▶ [Do this]
State how many lines of the records contain the string "zdolności", and give no other information.

▶ [Material]
* begin *
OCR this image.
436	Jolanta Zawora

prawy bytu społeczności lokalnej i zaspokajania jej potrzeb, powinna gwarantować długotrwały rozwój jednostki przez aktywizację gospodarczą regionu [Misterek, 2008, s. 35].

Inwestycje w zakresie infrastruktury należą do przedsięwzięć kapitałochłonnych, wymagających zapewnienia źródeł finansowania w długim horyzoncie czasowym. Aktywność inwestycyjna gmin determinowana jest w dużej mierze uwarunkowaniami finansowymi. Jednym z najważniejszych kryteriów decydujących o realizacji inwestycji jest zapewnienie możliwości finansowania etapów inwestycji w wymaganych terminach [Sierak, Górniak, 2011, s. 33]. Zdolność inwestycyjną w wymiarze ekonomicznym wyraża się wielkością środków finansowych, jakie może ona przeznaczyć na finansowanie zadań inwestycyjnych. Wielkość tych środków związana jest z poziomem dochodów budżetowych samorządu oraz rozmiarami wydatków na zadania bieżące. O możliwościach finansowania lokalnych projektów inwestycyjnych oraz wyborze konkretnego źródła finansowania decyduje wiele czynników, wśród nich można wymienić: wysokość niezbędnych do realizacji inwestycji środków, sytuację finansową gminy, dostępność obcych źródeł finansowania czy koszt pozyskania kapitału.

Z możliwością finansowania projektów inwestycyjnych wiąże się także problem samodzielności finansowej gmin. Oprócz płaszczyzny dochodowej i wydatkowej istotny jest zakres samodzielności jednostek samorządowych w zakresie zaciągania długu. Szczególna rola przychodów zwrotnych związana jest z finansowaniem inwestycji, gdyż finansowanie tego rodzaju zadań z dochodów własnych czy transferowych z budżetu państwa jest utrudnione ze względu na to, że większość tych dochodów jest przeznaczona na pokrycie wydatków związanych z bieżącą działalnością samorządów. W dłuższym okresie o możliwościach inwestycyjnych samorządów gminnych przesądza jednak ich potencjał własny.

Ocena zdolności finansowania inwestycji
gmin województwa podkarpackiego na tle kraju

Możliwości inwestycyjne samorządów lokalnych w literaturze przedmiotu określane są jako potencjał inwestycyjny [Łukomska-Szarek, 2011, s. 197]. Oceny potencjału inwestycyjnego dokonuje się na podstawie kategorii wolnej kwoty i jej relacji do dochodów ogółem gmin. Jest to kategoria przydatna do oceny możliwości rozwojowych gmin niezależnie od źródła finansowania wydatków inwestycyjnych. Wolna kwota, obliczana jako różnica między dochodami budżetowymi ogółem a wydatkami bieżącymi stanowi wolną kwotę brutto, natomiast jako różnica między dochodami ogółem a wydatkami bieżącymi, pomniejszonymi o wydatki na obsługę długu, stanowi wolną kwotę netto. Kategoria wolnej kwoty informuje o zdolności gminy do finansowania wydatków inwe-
* end *
▶ [Solution to the exercise]
2